Task to complete: Revise the lines that begin at the one containing "y-axis-tick: $480.76 <box>716" and stop after the one containing "time-range-all[interactable]: ALL <box>727", changing "interactable" to "clickable" and leaving everything else the same.

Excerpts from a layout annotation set
>>>
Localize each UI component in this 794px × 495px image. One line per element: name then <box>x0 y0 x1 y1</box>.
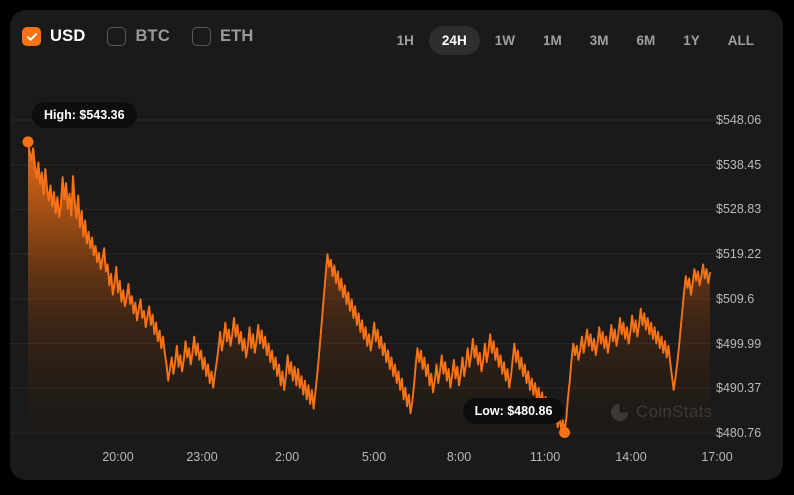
y-axis-tick: $480.76 <box>716 426 762 440</box>
checkbox-unchecked-icon[interactable] <box>191 27 211 46</box>
price-chart-panel: USD BTC ETH 1H 24H 1W 1M 3M 6M 1Y ALL <box>10 10 783 480</box>
coinstats-watermark: CoinStats <box>610 402 712 422</box>
high-point-marker <box>22 136 34 148</box>
low-point-marker <box>559 427 571 439</box>
time-range-1h[interactable]: 1H <box>396 33 414 48</box>
currency-option-usd[interactable]: USD <box>22 27 85 46</box>
low-price-tooltip: Low: $480.86 <box>462 397 565 424</box>
chart-toolbar: USD BTC ETH 1H 24H 1W 1M 3M 6M 1Y ALL <box>10 10 783 72</box>
price-area-fill <box>28 141 710 448</box>
x-axis-tick: 8:00 <box>446 450 472 464</box>
currency-option-eth[interactable]: ETH <box>191 27 254 46</box>
x-axis-tick: 14:00 <box>615 450 647 464</box>
x-axis-tick: 2:00 <box>274 450 300 464</box>
y-axis-tick: $519.22 <box>716 247 762 262</box>
x-axis-labels: 20:00 23:00 2:00 5:00 8:00 11:00 14:00 17:00 <box>10 72 783 480</box>
time-range-all[interactable]: ALL <box>727 33 754 48</box>
time-range-selector: 1H 24H 1W 1M 3M 6M 1Y ALL <box>384 26 767 55</box>
time-range-1w[interactable]: 1W <box>494 33 515 48</box>
time-range-1y[interactable]: 1Y <box>683 33 700 48</box>
currency-label-usd: USD <box>50 27 86 45</box>
y-axis-tick: $548.06 <box>716 113 762 127</box>
price-line-chart <box>10 119 716 448</box>
currency-label-btc: BTC <box>135 27 170 45</box>
y-axis-tick: $528.83 <box>716 202 762 217</box>
price-line <box>27 140 711 434</box>
y-axis-labels: $548.06 $538.45 $528.83 $519.22 $509.6 $499.9… <box>716 72 794 480</box>
checkbox-unchecked-icon[interactable] <box>107 27 127 46</box>
checkbox-checked-icon[interactable] <box>22 27 41 46</box>
currency-selector-group: USD BTC ETH <box>22 27 254 46</box>
x-axis-tick: 20:00 <box>102 450 134 464</box>
x-axis-tick: 11:00 <box>529 450 561 464</box>
y-axis-tick: $509.6 <box>716 291 755 306</box>
time-range-6m[interactable]: 6M <box>636 33 656 48</box>
time-range-3m[interactable]: 3M <box>589 33 609 48</box>
time-range-24h[interactable]: 24H <box>428 26 480 55</box>
x-axis-tick: 17:00 <box>701 450 733 464</box>
pie-chart-icon <box>610 403 629 421</box>
currency-option-btc[interactable]: BTC <box>107 27 170 46</box>
y-axis-tick: $499.99 <box>716 336 762 351</box>
high-price-tooltip: High: $543.36 <box>32 101 137 128</box>
x-axis-tick: 23:00 <box>186 450 218 464</box>
y-axis-tick: $538.45 <box>716 157 762 172</box>
currency-label-eth: ETH <box>219 27 254 45</box>
chart-area: CoinStats $548.06 $538.45 $528.83 $519.22 $5… <box>10 72 783 480</box>
watermark-label: CoinStats <box>636 402 713 421</box>
time-range-1m[interactable]: 1M <box>542 33 562 48</box>
x-axis-tick: 5:00 <box>361 450 387 464</box>
y-axis-tick: $490.37 <box>716 381 762 396</box>
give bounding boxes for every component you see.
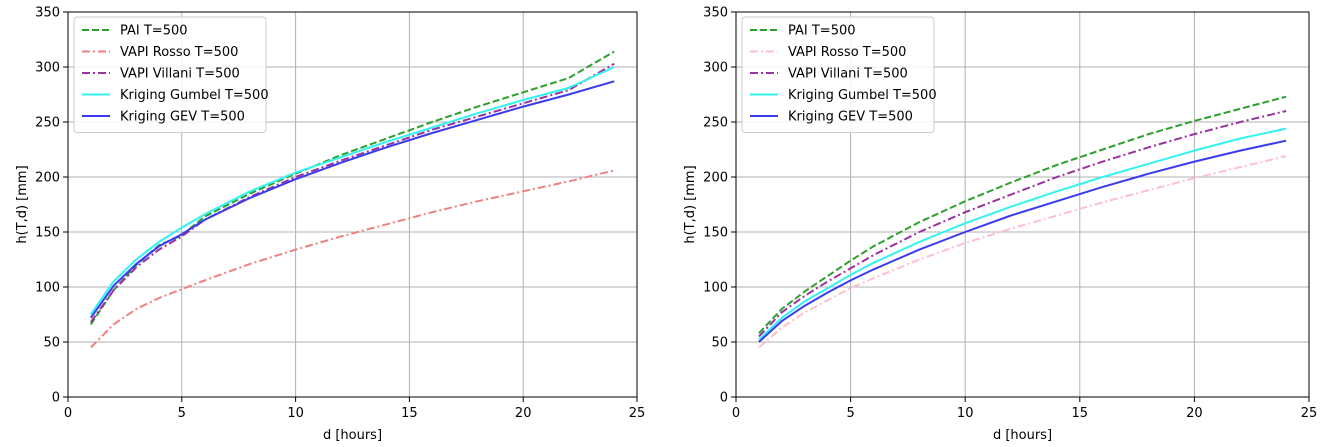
y-tick-label: 0	[52, 391, 60, 406]
y-axis-label: h(T,d) [mm]	[15, 165, 30, 243]
x-tick-label: 5	[846, 406, 854, 421]
y-tick-label: 150	[703, 226, 728, 241]
legend-label: PAI T=500	[788, 24, 856, 39]
y-tick-label: 150	[35, 226, 60, 241]
x-tick-label: 20	[515, 406, 532, 421]
legend-label: VAPI Villani T=500	[120, 67, 240, 82]
legend-box	[73, 16, 267, 133]
y-tick-label: 250	[35, 116, 60, 131]
y-tick-label: 0	[720, 391, 728, 406]
x-tick-label: 0	[64, 406, 72, 421]
plot-frame	[67, 11, 638, 398]
y-tick-label: 100	[703, 281, 728, 296]
series-line	[758, 155, 1287, 349]
y-tick-label: 50	[43, 336, 60, 351]
legend-label: Kriging Gumbel T=500	[788, 88, 937, 103]
x-tick-label: 10	[957, 406, 974, 421]
x-tick-label: 25	[629, 406, 646, 421]
y-axis-label: h(T,d) [mm]	[683, 165, 698, 243]
x-tick-label: 15	[1072, 406, 1089, 421]
x-tick-label: 10	[287, 406, 304, 421]
series-line	[89, 80, 615, 319]
y-tick-label: 250	[703, 116, 728, 131]
legend-label: Kriging GEV T=500	[120, 110, 245, 125]
y-tick-label: 350	[35, 6, 60, 21]
x-tick-label: 20	[1186, 406, 1203, 421]
y-tick-label: 100	[35, 281, 60, 296]
series-line	[758, 127, 1287, 341]
y-tick-label: 50	[711, 336, 728, 351]
x-tick-label: 5	[178, 406, 186, 421]
series-line	[90, 169, 615, 349]
legend-label: VAPI Rosso T=500	[788, 45, 906, 60]
y-tick-label: 300	[703, 61, 728, 76]
x-axis-label: d [hours]	[993, 428, 1052, 443]
legend-label: VAPI Rosso T=500	[120, 45, 238, 60]
plot-frame	[735, 11, 1310, 398]
x-tick-label: 25	[1301, 406, 1318, 421]
y-tick-label: 350	[703, 6, 728, 21]
y-tick-label: 200	[703, 171, 728, 186]
x-tick-label: 15	[401, 406, 418, 421]
y-tick-label: 300	[35, 61, 60, 76]
y-tick-label: 200	[35, 171, 60, 186]
legend-label: VAPI Villani T=500	[788, 67, 908, 82]
x-tick-label: 0	[732, 406, 740, 421]
series-line	[89, 62, 615, 323]
legend-box	[741, 16, 935, 133]
series-line	[758, 139, 1287, 343]
series-line	[758, 110, 1287, 338]
legend-label: PAI T=500	[120, 24, 188, 39]
legend-label: Kriging Gumbel T=500	[120, 88, 269, 103]
x-axis-label: d [hours]	[323, 428, 382, 443]
series-line	[758, 95, 1287, 334]
series-line	[89, 66, 615, 316]
legend-label: Kriging GEV T=500	[788, 110, 913, 125]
<<<
Exercise solution:
y-axis-tick: $480.76 <box>716 426 762 440</box>
checkbox-unchecked-icon[clickable] <box>191 27 211 46</box>
price-chart-panel: USD BTC ETH 1H 24H 1W 1M 3M 6M 1Y ALL <box>10 10 783 480</box>
coinstats-watermark: CoinStats <box>610 402 712 422</box>
high-point-marker <box>22 136 34 148</box>
low-point-marker <box>559 427 571 439</box>
time-range-1h[clickable]: 1H <box>396 33 414 48</box>
currency-option-usd[clickable]: USD <box>22 27 85 46</box>
low-price-tooltip: Low: $480.86 <box>462 397 565 424</box>
chart-toolbar: USD BTC ETH 1H 24H 1W 1M 3M 6M 1Y ALL <box>10 10 783 72</box>
price-area-fill <box>28 141 710 448</box>
x-axis-tick: 8:00 <box>446 450 472 464</box>
currency-option-eth[clickable]: ETH <box>191 27 254 46</box>
x-axis-tick: 14:00 <box>615 450 647 464</box>
x-axis-tick: 2:00 <box>274 450 300 464</box>
y-axis-tick: $519.22 <box>716 247 762 262</box>
x-axis-labels: 20:00 23:00 2:00 5:00 8:00 11:00 14:00 17:00 <box>10 72 783 480</box>
time-range-all[clickable]: ALL <box>727 33 754 48</box>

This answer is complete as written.